» **Tasks to complete**
#1 Quote the passage of the loquat liqueur text that starts at "All of which explains" and ends at "Portugal, in mid-June.".
#2 Continue the loquat liqueur text from the point where it stops.

» **Page text**

All of which explains why I spent a good couple of hours last week removing the seeds and the innards from about 5 kilo of loquat. As always, I washed the seeds and laid them out to dry in the sun for a week, before soaking them for a month in alcohol, with lemon zest and vanilla pods, to make my loquat liqueur, which, unsurprisingly, is very similar in flavour to amaretto. Unfortunately, the seeds were exposed to yesterday’s brief rain shower while we were in Zichron, so I may have to give them an extra day or two to dry out completely. I don’t actually have a lot of wiggle room, because, as I realised with a shock after laying out the stones, if they are to sit in the alcohol for a month before I add a sugar syrup and bottle the liqueur, I will be completing the process only a couple of days before our next trip to Portugal, in mid-June.

All of which, of course, assumes that we will actually be going to Portugal in mid-June, and not, once again, running from home to air-raid shelter, or, another possibility presumably, being grounded because of a world oil crisis. These are possibilities we are trying, for the moment, not to contemplate.

Collected data
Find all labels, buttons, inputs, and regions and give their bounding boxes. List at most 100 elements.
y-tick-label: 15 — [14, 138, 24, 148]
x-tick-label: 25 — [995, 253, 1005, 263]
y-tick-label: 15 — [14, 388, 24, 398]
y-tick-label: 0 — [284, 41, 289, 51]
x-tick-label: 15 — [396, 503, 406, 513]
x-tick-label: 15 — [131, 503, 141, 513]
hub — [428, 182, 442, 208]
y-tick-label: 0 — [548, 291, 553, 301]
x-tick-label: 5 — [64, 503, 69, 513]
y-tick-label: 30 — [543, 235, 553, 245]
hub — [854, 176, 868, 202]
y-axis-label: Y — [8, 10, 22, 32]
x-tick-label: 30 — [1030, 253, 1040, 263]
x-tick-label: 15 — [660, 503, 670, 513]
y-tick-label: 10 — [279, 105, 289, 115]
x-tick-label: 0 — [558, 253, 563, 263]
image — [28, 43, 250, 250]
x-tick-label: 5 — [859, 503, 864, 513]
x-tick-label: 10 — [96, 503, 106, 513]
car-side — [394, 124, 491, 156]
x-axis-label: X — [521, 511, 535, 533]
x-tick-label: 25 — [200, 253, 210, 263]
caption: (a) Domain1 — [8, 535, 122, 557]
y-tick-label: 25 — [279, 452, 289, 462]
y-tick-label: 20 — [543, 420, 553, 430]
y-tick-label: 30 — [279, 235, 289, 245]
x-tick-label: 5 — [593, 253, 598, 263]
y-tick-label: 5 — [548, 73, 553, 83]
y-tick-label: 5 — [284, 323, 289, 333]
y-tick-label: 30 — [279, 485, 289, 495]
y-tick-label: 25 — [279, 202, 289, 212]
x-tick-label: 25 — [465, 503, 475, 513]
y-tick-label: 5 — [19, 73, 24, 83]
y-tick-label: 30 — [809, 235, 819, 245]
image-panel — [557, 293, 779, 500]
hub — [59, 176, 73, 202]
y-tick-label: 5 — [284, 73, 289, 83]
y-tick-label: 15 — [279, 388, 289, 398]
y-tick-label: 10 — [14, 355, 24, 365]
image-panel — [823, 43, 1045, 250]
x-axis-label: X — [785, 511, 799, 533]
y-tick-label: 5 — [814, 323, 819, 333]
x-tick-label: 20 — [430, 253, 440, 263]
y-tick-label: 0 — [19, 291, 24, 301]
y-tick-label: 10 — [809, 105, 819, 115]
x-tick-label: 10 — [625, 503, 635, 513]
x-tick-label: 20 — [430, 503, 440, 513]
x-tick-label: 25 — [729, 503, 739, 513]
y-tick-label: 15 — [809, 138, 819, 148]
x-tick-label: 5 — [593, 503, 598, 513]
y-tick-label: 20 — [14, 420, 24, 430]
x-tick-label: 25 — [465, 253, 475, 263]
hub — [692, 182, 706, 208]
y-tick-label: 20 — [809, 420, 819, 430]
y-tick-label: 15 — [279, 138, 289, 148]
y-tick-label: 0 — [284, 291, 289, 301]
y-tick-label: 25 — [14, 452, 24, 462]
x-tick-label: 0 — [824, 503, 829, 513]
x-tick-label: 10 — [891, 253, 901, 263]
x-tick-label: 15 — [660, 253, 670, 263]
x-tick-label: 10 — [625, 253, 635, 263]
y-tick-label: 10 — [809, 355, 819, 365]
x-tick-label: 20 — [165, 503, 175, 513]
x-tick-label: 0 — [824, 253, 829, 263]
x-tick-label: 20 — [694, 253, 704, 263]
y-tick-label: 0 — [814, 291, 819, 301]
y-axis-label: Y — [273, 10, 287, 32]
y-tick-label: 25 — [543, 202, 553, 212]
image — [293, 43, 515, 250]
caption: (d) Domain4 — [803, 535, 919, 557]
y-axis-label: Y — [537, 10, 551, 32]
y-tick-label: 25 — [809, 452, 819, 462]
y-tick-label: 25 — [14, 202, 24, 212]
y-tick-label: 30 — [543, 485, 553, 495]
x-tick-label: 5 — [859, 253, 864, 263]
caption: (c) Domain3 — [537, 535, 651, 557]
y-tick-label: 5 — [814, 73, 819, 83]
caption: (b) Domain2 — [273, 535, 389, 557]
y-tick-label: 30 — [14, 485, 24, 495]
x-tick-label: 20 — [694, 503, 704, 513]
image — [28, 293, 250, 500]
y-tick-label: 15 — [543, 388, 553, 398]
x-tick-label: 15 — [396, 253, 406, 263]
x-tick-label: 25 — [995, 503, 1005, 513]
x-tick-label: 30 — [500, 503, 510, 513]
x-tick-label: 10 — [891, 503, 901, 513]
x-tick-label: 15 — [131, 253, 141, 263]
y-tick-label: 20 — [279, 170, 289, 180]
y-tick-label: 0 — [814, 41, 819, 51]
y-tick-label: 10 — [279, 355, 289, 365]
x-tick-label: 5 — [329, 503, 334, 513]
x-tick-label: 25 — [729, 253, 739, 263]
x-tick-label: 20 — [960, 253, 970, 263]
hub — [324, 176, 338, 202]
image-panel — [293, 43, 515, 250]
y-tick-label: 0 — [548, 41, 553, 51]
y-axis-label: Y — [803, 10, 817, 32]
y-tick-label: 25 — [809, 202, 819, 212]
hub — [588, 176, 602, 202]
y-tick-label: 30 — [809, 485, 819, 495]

» **Expected outputs**
#1
All of which explains why I spent a good couple of hours last week removing the seeds and the innards from about 5 kilo of loquat. As always, I washed the seeds and laid them out to dry in the sun for a week, before soaking them for a month in alcohol, with lemon zest and vanilla pods, to make my loquat liqueur, which, unsurprisingly, is very similar in flavour to amaretto. Unfortunately, the seeds were exposed to yesterday’s brief rain shower while we were in Zichron, so I may have to give them an extra day or two to dry out completely. I don’t actually have a lot of wiggle room, because, as I realised with a shock after laying out the stones, if they are to sit in the alcohol for a month before I add a sugar syrup and bottle the liqueur, I will be completing the process only a couple of days before our next trip to Portugal, in mid-June.

#2
After I had finished all of my loquat prep, I became aware, over the next day, of two distinct pains in my right thumb. I soon realised that I must be suffering from what I have termed LGBT – loquat-gutter’s buggered thumb.

For you to understand the pathology of LGBT, I should tell you (or, rather, remind you, since I did explain this on this very site just over five years ago) my technique for preparing loquats. The most important point is that, for ice-cream and jam, I don’t skin them. In preparing ice-cream, my Vitamix zaps the skin without missing a beat; in jam-making, the skin enhances both the flavour and the texture. My technique for ‘filleting’ the fruit is to hold a loquat between the thumb and forefinger of my left hand, with the stalk facing up. I then place the thumb of my right hand on the calyx (the opposite end from the stalk), and push that thumb up through the centre of the fruit; almost as if by magic, the seeds, the membrane and the calyx all emerge cleanly from the stalk end of the fruit.

To clean 5 kilo of fruit, repeat this process about 200 times. You will end up with 5 kilo of very juicy, succulent fruit, a large bowl of innards and calyces, 2 litres of smooth, shiny seeds, and, of course, LGBT, which manifests as two separate conditions.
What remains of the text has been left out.